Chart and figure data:
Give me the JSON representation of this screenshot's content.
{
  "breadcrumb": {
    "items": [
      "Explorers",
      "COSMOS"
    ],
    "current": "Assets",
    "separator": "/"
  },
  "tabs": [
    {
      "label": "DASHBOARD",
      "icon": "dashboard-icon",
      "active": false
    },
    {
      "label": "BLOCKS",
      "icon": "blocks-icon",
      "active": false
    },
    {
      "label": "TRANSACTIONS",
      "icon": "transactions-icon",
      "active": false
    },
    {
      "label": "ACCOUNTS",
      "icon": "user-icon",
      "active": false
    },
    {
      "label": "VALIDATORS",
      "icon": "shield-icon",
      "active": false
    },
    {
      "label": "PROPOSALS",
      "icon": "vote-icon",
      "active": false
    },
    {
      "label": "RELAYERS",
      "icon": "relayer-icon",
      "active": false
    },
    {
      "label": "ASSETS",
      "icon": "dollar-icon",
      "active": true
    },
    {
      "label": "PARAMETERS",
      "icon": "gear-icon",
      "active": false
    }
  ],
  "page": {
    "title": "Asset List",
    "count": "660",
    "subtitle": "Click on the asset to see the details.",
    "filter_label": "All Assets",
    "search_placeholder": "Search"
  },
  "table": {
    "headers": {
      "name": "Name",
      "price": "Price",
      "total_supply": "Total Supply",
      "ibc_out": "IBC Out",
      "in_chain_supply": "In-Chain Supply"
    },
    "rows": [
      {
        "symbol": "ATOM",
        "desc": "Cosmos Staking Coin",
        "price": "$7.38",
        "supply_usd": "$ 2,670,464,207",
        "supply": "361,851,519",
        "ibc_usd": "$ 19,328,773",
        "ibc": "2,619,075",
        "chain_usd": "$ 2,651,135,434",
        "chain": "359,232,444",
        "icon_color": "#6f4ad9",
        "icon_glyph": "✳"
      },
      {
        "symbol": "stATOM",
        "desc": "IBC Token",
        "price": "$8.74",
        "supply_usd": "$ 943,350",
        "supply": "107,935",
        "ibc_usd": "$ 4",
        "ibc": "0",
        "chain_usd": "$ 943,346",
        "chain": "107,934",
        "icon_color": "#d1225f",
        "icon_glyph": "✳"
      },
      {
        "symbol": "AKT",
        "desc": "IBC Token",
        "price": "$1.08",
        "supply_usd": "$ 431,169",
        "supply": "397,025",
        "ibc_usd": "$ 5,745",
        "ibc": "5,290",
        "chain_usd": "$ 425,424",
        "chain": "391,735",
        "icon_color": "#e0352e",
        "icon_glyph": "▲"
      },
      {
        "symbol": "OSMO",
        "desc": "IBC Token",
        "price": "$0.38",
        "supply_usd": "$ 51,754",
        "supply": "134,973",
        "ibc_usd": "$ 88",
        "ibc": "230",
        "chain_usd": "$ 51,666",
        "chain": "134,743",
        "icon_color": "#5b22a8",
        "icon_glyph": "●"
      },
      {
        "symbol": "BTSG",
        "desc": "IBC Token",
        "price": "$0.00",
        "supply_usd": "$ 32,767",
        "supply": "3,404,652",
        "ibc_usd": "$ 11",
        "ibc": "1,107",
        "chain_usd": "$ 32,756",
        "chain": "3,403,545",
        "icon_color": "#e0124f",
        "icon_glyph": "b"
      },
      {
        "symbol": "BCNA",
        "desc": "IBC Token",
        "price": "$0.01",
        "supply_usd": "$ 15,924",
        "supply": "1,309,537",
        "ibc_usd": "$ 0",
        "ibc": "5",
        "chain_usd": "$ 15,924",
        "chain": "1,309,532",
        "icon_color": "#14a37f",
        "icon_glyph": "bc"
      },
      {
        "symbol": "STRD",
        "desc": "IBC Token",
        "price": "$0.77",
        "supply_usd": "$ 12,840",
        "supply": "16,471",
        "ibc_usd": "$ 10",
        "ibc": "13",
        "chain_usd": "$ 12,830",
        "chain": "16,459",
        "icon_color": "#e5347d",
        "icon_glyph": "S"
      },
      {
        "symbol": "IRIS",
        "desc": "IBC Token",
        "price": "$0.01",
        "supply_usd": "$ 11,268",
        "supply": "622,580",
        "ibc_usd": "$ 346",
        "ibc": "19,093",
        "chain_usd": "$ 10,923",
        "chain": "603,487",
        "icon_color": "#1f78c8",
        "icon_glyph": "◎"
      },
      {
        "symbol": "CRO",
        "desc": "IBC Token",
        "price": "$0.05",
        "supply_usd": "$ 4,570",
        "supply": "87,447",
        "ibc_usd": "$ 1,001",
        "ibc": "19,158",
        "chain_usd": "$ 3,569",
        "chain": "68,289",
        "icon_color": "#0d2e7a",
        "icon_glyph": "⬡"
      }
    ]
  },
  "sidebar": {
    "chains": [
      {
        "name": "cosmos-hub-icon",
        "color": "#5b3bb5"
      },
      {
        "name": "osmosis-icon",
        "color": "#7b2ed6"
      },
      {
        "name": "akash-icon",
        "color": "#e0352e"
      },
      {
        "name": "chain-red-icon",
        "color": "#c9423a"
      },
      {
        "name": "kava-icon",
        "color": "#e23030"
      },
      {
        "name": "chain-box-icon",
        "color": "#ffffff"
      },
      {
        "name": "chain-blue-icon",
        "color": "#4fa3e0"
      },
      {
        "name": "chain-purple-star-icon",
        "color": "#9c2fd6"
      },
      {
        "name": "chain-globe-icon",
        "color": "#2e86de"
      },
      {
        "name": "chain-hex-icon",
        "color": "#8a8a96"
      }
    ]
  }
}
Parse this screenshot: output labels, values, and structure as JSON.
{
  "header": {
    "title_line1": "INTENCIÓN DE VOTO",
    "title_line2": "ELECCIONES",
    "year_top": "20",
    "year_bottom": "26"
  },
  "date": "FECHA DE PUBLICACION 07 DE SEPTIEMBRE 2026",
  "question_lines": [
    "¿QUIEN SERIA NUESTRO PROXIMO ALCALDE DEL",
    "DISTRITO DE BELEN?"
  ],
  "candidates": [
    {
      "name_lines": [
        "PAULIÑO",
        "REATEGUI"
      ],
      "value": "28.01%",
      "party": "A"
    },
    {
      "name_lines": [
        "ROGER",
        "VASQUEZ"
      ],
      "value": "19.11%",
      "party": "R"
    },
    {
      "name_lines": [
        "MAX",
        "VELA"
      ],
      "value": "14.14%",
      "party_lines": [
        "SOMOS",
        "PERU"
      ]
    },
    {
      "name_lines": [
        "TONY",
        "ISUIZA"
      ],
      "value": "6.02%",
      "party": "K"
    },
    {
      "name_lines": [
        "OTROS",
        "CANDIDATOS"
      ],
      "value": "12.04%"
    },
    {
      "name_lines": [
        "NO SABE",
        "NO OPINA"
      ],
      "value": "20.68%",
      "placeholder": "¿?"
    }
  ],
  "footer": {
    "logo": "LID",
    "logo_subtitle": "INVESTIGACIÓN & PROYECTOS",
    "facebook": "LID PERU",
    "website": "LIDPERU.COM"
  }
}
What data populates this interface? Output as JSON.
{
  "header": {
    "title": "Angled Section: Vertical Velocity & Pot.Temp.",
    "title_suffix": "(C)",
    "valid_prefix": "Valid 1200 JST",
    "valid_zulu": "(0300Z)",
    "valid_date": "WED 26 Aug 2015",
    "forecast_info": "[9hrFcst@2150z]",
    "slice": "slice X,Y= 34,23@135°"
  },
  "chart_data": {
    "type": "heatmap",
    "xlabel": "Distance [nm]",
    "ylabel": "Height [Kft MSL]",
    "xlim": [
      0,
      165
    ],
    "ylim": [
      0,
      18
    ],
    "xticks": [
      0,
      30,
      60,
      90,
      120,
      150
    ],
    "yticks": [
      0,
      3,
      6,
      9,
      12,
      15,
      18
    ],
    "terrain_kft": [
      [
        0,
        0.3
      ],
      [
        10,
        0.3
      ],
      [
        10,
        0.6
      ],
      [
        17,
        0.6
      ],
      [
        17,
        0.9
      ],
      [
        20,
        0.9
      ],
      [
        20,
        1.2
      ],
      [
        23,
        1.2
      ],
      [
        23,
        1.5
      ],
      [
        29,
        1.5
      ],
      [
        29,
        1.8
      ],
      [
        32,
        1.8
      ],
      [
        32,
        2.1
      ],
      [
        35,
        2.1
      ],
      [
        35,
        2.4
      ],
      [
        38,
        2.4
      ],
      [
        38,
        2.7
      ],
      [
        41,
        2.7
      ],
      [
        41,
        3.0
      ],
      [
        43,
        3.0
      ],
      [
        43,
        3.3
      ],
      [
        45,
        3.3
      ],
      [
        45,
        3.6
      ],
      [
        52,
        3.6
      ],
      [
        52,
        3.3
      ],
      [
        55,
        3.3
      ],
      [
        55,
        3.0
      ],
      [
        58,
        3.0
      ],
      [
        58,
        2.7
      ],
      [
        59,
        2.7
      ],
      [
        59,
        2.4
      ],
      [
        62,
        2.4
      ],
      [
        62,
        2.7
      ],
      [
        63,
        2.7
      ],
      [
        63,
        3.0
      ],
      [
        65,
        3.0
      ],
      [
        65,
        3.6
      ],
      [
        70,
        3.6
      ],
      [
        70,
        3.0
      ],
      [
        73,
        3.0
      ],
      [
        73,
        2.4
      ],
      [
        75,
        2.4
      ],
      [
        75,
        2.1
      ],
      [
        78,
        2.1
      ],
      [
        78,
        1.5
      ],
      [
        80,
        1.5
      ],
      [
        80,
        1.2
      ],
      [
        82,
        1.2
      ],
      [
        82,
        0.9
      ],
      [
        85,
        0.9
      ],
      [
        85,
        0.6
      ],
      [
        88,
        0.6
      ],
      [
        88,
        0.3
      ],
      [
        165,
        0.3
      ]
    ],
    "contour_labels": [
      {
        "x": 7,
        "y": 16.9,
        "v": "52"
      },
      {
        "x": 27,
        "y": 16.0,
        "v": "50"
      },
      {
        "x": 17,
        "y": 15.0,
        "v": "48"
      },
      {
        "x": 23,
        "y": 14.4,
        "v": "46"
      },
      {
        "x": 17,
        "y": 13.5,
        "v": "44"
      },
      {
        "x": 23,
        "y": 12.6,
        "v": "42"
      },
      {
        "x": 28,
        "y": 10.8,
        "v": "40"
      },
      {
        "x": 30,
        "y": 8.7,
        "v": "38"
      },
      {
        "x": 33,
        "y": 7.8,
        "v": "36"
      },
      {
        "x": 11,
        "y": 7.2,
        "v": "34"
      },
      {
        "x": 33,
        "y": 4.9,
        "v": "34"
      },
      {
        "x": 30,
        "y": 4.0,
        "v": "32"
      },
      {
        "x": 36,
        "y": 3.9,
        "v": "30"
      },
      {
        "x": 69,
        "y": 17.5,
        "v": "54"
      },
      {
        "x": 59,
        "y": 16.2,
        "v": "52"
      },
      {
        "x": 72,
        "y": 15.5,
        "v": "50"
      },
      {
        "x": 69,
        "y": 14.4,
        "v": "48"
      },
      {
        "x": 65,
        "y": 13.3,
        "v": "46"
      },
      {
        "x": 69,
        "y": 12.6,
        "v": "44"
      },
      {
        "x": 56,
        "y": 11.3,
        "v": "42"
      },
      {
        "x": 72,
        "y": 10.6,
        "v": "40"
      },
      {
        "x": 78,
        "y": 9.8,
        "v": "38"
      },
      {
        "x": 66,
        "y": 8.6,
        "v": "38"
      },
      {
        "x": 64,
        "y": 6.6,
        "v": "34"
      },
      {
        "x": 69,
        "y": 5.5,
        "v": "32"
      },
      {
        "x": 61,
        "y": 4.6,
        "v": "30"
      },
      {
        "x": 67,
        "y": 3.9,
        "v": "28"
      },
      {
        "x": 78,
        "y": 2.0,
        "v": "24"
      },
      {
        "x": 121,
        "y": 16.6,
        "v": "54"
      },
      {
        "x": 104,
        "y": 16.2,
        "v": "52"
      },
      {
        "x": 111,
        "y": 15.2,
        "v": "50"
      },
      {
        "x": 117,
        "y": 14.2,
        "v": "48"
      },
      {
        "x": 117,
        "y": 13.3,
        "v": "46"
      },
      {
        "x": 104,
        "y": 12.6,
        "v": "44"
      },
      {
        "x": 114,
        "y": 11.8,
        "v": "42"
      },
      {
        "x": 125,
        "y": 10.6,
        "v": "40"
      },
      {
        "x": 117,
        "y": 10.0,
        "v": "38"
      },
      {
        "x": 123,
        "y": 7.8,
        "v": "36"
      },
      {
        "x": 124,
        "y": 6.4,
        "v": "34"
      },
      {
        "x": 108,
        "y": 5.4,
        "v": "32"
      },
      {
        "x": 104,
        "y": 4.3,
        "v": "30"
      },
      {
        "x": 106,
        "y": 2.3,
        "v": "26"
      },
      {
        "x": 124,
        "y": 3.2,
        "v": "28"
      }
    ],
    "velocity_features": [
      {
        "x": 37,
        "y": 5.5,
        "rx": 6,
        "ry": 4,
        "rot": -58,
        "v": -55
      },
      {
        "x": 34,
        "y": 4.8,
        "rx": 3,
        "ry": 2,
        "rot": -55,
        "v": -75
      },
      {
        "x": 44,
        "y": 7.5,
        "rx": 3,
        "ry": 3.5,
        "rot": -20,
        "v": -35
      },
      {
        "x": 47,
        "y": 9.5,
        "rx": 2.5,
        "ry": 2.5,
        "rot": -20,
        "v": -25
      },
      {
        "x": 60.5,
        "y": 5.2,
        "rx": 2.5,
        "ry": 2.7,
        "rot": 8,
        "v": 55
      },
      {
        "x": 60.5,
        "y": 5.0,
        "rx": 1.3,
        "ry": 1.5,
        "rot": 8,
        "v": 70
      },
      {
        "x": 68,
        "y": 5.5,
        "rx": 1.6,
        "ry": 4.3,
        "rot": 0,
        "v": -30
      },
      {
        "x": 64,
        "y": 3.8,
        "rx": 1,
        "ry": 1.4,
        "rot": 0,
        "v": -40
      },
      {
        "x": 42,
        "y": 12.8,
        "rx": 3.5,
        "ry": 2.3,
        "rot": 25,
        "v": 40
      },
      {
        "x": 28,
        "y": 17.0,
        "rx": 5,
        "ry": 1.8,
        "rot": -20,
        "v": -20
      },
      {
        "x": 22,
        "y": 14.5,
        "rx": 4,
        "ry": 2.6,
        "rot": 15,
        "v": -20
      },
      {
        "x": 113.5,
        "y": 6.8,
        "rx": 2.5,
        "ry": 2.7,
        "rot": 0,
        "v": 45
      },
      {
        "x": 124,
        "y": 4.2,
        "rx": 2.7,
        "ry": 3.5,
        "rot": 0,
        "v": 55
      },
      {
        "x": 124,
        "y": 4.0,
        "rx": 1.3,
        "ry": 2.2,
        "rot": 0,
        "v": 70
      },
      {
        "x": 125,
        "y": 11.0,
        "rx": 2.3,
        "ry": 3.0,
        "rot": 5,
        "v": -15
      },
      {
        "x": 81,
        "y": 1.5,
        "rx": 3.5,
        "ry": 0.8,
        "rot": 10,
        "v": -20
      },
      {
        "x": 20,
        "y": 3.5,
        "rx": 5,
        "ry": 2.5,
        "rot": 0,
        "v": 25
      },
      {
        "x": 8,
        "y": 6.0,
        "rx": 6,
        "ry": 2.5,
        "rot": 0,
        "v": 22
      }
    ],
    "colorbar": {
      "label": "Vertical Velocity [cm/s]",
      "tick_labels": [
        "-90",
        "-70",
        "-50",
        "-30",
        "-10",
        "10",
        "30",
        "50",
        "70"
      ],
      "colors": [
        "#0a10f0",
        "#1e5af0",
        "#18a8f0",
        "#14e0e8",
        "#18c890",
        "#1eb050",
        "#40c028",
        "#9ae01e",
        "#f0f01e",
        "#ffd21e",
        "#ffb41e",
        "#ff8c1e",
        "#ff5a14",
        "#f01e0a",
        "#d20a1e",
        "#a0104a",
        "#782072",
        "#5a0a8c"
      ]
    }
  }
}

● Required task
Consider the entries above and return each line with the string "Vertical".

● Result
    "title": "Angled Section: Vertical Velocity & Pot.Temp.",
      "label": "Vertical Velocity [cm/s]",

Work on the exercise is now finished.